* _Your objective_: From the records below, return every line containing the word "with".

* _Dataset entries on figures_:
============
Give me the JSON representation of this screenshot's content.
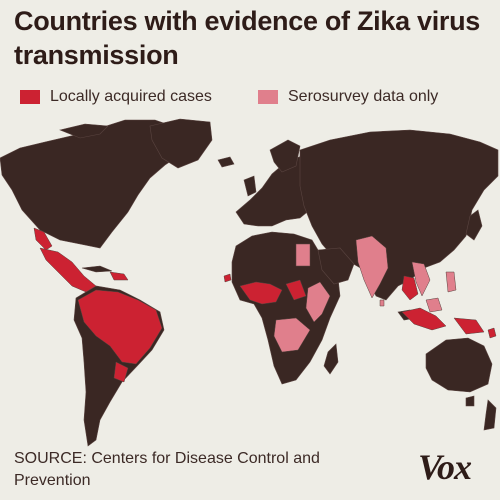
{
  "title": "Countries with evidence of Zika virus transmission",
  "legend": [
    {
      "label": "Locally acquired cases",
      "color": "#cc2232"
    },
    {
      "label": "Serosurvey data only",
      "color": "#e07f8c"
    }
  ],
  "colors": {
    "background": "#eeede6",
    "land": "#3a2723",
    "border": "#5a4440",
    "local": "#cc2232",
    "serosurvey": "#e07f8c"
  },
  "source": "SOURCE: Centers for Disease Control and Prevention",
  "logo": "Vox"
}
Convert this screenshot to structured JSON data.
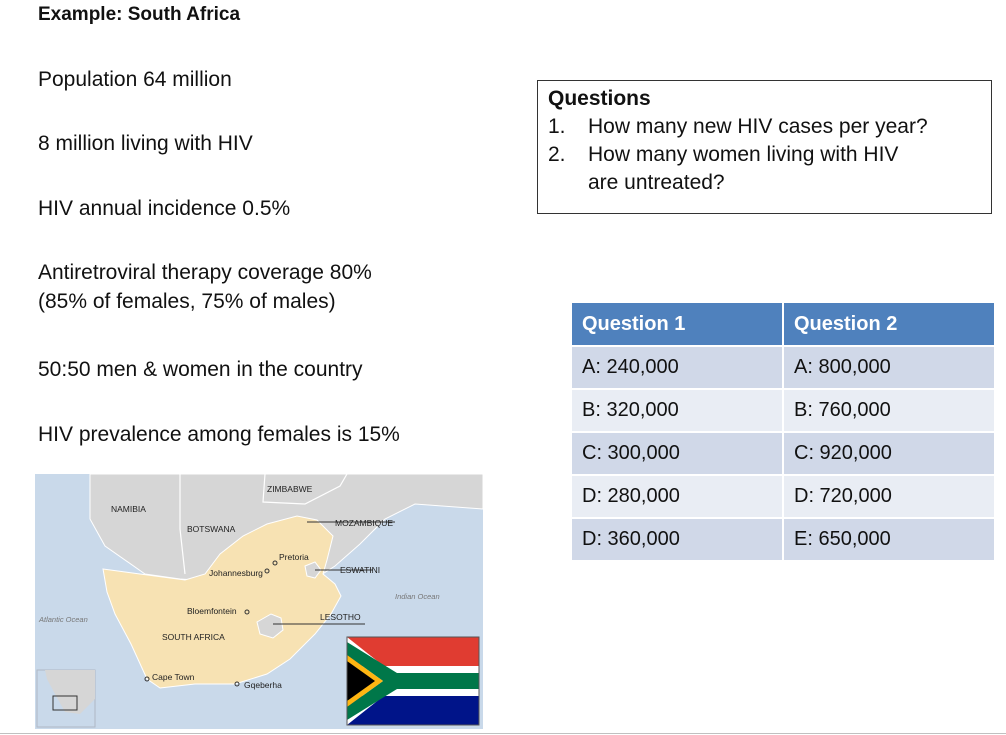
{
  "title": "Example: South Africa",
  "facts": [
    "Population 64 million",
    "8 million living with HIV",
    "HIV annual incidence 0.5%",
    "Antiretroviral therapy coverage 80%",
    "(85% of females, 75% of males)",
    "50:50 men & women in the country",
    "HIV prevalence among females is 15%"
  ],
  "questions": {
    "heading": "Questions",
    "items": [
      {
        "num": "1.",
        "text": "How many new HIV cases per year?"
      },
      {
        "num": "2.",
        "text": "How many women living with HIV"
      },
      {
        "num": "",
        "text": "are untreated?"
      }
    ]
  },
  "answers": {
    "headers": [
      "Question 1",
      "Question 2"
    ],
    "rows": [
      [
        "A: 240,000",
        "A: 800,000"
      ],
      [
        "B: 320,000",
        "B: 760,000"
      ],
      [
        "C: 300,000",
        "C: 920,000"
      ],
      [
        "D: 280,000",
        "D: 720,000"
      ],
      [
        "D: 360,000",
        "E: 650,000"
      ]
    ]
  },
  "map": {
    "labels": {
      "zimbabwe": "ZIMBABWE",
      "namibia": "NAMIBIA",
      "botswana": "BOTSWANA",
      "mozambique": "MOZAMBIQUE",
      "pretoria": "Pretoria",
      "johannesburg": "Johannesburg",
      "eswatini": "ESWATINI",
      "indian_ocean": "Indian Ocean",
      "bloemfontein": "Bloemfontein",
      "lesotho": "LESOTHO",
      "atlantic_ocean": "Atlantic Ocean",
      "south_africa": "SOUTH AFRICA",
      "cape_town": "Cape Town",
      "gqeberha": "Gqeberha"
    },
    "colors": {
      "sea": "#c9d9ea",
      "land": "#d6d6d6",
      "south_africa": "#f7e2b3",
      "border": "#ffffff"
    }
  },
  "flag": {
    "colors": {
      "red": "#e03c31",
      "blue": "#001489",
      "green": "#007749",
      "gold": "#ffb612",
      "black": "#000000",
      "white": "#ffffff"
    }
  }
}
============
* _Task response_:
  "title": "Countries with evidence of Zika virus transmission",
    "8 million living with HIV",
        "text": "How many women living with HIV"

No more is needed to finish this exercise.